WORK TO BE COMPLETED: Every line in the listing is to be echoed verbatim.

LISTED ENTRIES:
----------
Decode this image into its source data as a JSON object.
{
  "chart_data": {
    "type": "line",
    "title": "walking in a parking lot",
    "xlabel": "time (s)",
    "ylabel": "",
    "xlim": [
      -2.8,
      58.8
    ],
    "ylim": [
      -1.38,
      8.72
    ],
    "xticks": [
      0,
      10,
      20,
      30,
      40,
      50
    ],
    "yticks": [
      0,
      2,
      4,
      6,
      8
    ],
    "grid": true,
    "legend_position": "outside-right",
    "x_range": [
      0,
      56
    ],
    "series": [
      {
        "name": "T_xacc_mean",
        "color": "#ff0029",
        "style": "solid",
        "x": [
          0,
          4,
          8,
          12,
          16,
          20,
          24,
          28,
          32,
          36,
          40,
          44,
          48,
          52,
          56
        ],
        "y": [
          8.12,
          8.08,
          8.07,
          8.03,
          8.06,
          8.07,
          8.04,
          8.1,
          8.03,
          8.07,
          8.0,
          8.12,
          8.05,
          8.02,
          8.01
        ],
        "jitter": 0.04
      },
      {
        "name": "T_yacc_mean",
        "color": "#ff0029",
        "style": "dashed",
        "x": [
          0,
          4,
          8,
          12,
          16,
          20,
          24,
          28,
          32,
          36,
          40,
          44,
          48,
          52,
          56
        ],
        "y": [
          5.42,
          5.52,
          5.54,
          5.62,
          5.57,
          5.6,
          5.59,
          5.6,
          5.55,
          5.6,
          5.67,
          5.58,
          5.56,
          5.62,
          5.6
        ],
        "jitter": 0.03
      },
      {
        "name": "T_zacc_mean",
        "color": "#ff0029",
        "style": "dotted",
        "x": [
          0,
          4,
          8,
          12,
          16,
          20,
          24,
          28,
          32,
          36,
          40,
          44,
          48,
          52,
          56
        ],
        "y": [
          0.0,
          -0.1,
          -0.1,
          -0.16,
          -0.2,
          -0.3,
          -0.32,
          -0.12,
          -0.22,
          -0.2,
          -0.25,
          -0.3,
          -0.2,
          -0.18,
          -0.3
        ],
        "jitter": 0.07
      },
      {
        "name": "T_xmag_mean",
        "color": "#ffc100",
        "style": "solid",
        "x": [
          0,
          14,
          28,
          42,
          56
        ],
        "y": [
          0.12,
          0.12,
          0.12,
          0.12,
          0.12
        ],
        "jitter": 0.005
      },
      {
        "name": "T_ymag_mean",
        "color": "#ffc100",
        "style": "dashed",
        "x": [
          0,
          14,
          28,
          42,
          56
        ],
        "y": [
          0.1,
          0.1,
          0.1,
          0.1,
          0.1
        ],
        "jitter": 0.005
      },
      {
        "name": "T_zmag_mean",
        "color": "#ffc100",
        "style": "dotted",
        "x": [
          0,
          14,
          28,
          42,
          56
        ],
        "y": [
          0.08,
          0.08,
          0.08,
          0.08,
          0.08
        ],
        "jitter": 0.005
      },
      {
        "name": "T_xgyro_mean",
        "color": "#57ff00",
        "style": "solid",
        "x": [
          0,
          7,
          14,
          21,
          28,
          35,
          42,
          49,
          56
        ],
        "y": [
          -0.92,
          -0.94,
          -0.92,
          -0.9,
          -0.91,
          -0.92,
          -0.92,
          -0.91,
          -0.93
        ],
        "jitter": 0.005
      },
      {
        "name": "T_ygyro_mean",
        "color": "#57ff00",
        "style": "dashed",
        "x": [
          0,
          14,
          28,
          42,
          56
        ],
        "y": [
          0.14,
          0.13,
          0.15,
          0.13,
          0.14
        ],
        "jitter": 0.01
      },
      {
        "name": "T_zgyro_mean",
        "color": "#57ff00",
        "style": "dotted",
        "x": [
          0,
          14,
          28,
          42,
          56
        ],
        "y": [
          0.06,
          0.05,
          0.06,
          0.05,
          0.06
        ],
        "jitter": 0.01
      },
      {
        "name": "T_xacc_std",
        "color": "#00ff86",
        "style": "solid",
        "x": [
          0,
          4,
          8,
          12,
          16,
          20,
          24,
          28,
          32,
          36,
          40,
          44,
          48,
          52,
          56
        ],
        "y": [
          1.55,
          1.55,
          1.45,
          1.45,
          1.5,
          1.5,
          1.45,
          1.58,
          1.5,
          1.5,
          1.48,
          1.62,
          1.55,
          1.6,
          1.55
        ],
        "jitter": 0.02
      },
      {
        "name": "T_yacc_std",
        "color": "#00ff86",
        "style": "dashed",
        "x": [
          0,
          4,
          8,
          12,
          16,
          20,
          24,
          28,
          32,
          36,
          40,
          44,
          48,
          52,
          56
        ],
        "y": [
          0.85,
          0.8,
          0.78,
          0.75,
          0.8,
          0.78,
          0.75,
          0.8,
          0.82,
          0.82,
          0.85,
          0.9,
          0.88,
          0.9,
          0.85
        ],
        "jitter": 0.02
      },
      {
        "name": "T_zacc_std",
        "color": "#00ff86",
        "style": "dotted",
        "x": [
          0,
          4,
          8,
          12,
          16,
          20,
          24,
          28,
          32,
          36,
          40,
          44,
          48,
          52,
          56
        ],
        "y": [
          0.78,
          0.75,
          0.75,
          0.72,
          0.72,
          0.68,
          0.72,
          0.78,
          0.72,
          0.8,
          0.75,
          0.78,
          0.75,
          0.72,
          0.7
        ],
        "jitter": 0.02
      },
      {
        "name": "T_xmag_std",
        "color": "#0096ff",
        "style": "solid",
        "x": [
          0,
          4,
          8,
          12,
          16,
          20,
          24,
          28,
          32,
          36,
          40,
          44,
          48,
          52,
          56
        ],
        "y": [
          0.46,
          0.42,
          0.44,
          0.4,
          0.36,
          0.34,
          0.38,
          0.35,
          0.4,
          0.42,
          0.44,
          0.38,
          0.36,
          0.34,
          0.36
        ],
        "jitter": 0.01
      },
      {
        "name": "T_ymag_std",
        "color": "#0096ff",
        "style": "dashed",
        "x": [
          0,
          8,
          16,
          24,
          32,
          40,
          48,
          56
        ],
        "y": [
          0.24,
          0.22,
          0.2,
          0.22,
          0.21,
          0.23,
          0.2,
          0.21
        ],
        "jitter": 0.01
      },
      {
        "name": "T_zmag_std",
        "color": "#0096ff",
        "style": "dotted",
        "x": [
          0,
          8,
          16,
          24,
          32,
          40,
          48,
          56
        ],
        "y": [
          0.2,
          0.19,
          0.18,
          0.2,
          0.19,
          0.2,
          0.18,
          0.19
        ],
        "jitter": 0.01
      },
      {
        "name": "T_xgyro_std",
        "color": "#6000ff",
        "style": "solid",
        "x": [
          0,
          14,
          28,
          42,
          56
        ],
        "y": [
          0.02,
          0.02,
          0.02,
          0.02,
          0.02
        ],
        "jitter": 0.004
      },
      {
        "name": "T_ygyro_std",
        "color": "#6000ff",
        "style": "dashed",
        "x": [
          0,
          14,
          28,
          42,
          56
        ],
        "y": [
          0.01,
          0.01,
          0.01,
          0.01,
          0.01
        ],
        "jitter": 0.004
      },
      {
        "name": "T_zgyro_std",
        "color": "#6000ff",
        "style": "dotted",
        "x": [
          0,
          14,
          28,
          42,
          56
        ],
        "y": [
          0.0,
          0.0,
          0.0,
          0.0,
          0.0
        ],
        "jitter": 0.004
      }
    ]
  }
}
----------
ANSWER TO THE PROBLEM:
Decode this image into its source data as a JSON object.
{
  "chart_data": {
    "type": "line",
    "title": "walking in a parking lot",
    "xlabel": "time (s)",
    "ylabel": "",
    "xlim": [
      -2.8,
      58.8
    ],
    "ylim": [
      -1.38,
      8.72
    ],
    "xticks": [
      0,
      10,
      20,
      30,
      40,
      50
    ],
    "yticks": [
      0,
      2,
      4,
      6,
      8
    ],
    "grid": true,
    "legend_position": "outside-right",
    "x_range": [
      0,
      56
    ],
    "series": [
      {
        "name": "T_xacc_mean",
        "color": "#ff0029",
        "style": "solid",
        "x": [
          0,
          4,
          8,
          12,
          16,
          20,
          24,
          28,
          32,
          36,
          40,
          44,
          48,
          52,
          56
        ],
        "y": [
          8.12,
          8.08,
          8.07,
          8.03,
          8.06,
          8.07,
          8.04,
          8.1,
          8.03,
          8.07,
          8.0,
          8.12,
          8.05,
          8.02,
          8.01
        ],
        "jitter": 0.04
      },
      {
        "name": "T_yacc_mean",
        "color": "#ff0029",
        "style": "dashed",
        "x": [
          0,
          4,
          8,
          12,
          16,
          20,
          24,
          28,
          32,
          36,
          40,
          44,
          48,
          52,
          56
        ],
        "y": [
          5.42,
          5.52,
          5.54,
          5.62,
          5.57,
          5.6,
          5.59,
          5.6,
          5.55,
          5.6,
          5.67,
          5.58,
          5.56,
          5.62,
          5.6
        ],
        "jitter": 0.03
      },
      {
        "name": "T_zacc_mean",
        "color": "#ff0029",
        "style": "dotted",
        "x": [
          0,
          4,
          8,
          12,
          16,
          20,
          24,
          28,
          32,
          36,
          40,
          44,
          48,
          52,
          56
        ],
        "y": [
          0.0,
          -0.1,
          -0.1,
          -0.16,
          -0.2,
          -0.3,
          -0.32,
          -0.12,
          -0.22,
          -0.2,
          -0.25,
          -0.3,
          -0.2,
          -0.18,
          -0.3
        ],
        "jitter": 0.07
      },
      {
        "name": "T_xmag_mean",
        "color": "#ffc100",
        "style": "solid",
        "x": [
          0,
          14,
          28,
          42,
          56
        ],
        "y": [
          0.12,
          0.12,
          0.12,
          0.12,
          0.12
        ],
        "jitter": 0.005
      },
      {
        "name": "T_ymag_mean",
        "color": "#ffc100",
        "style": "dashed",
        "x": [
          0,
          14,
          28,
          42,
          56
        ],
        "y": [
          0.1,
          0.1,
          0.1,
          0.1,
          0.1
        ],
        "jitter": 0.005
      },
      {
        "name": "T_zmag_mean",
        "color": "#ffc100",
        "style": "dotted",
        "x": [
          0,
          14,
          28,
          42,
          56
        ],
        "y": [
          0.08,
          0.08,
          0.08,
          0.08,
          0.08
        ],
        "jitter": 0.005
      },
      {
        "name": "T_xgyro_mean",
        "color": "#57ff00",
        "style": "solid",
        "x": [
          0,
          7,
          14,
          21,
          28,
          35,
          42,
          49,
          56
        ],
        "y": [
          -0.92,
          -0.94,
          -0.92,
          -0.9,
          -0.91,
          -0.92,
          -0.92,
          -0.91,
          -0.93
        ],
        "jitter": 0.005
      },
      {
        "name": "T_ygyro_mean",
        "color": "#57ff00",
        "style": "dashed",
        "x": [
          0,
          14,
          28,
          42,
          56
        ],
        "y": [
          0.14,
          0.13,
          0.15,
          0.13,
          0.14
        ],
        "jitter": 0.01
      },
      {
        "name": "T_zgyro_mean",
        "color": "#57ff00",
        "style": "dotted",
        "x": [
          0,
          14,
          28,
          42,
          56
        ],
        "y": [
          0.06,
          0.05,
          0.06,
          0.05,
          0.06
        ],
        "jitter": 0.01
      },
      {
        "name": "T_xacc_std",
        "color": "#00ff86",
        "style": "solid",
        "x": [
          0,
          4,
          8,
          12,
          16,
          20,
          24,
          28,
          32,
          36,
          40,
          44,
          48,
          52,
          56
        ],
        "y": [
          1.55,
          1.55,
          1.45,
          1.45,
          1.5,
          1.5,
          1.45,
          1.58,
          1.5,
          1.5,
          1.48,
          1.62,
          1.55,
          1.6,
          1.55
        ],
        "jitter": 0.02
      },
      {
        "name": "T_yacc_std",
        "color": "#00ff86",
        "style": "dashed",
        "x": [
          0,
          4,
          8,
          12,
          16,
          20,
          24,
          28,
          32,
          36,
          40,
          44,
          48,
          52,
          56
        ],
        "y": [
          0.85,
          0.8,
          0.78,
          0.75,
          0.8,
          0.78,
          0.75,
          0.8,
          0.82,
          0.82,
          0.85,
          0.9,
          0.88,
          0.9,
          0.85
        ],
        "jitter": 0.02
      },
      {
        "name": "T_zacc_std",
        "color": "#00ff86",
        "style": "dotted",
        "x": [
          0,
          4,
          8,
          12,
          16,
          20,
          24,
          28,
          32,
          36,
          40,
          44,
          48,
          52,
          56
        ],
        "y": [
          0.78,
          0.75,
          0.75,
          0.72,
          0.72,
          0.68,
          0.72,
          0.78,
          0.72,
          0.8,
          0.75,
          0.78,
          0.75,
          0.72,
          0.7
        ],
        "jitter": 0.02
      },
      {
        "name": "T_xmag_std",
        "color": "#0096ff",
        "style": "solid",
        "x": [
          0,
          4,
          8,
          12,
          16,
          20,
          24,
          28,
          32,
          36,
          40,
          44,
          48,
          52,
          56
        ],
        "y": [
          0.46,
          0.42,
          0.44,
          0.4,
          0.36,
          0.34,
          0.38,
          0.35,
          0.4,
          0.42,
          0.44,
          0.38,
          0.36,
          0.34,
          0.36
        ],
        "jitter": 0.01
      },
      {
        "name": "T_ymag_std",
        "color": "#0096ff",
        "style": "dashed",
        "x": [
          0,
          8,
          16,
          24,
          32,
          40,
          48,
          56
        ],
        "y": [
          0.24,
          0.22,
          0.2,
          0.22,
          0.21,
          0.23,
          0.2,
          0.21
        ],
        "jitter": 0.01
      },
      {
        "name": "T_zmag_std",
        "color": "#0096ff",
        "style": "dotted",
        "x": [
          0,
          8,
          16,
          24,
          32,
          40,
          48,
          56
        ],
        "y": [
          0.2,
          0.19,
          0.18,
          0.2,
          0.19,
          0.2,
          0.18,
          0.19
        ],
        "jitter": 0.01
      },
      {
        "name": "T_xgyro_std",
        "color": "#6000ff",
        "style": "solid",
        "x": [
          0,
          14,
          28,
          42,
          56
        ],
        "y": [
          0.02,
          0.02,
          0.02,
          0.02,
          0.02
        ],
        "jitter": 0.004
      },
      {
        "name": "T_ygyro_std",
        "color": "#6000ff",
        "style": "dashed",
        "x": [
          0,
          14,
          28,
          42,
          56
        ],
        "y": [
          0.01,
          0.01,
          0.01,
          0.01,
          0.01
        ],
        "jitter": 0.004
      },
      {
        "name": "T_zgyro_std",
        "color": "#6000ff",
        "style": "dotted",
        "x": [
          0,
          14,
          28,
          42,
          56
        ],
        "y": [
          0.0,
          0.0,
          0.0,
          0.0,
          0.0
        ],
        "jitter": 0.004
      }
    ]
  }
}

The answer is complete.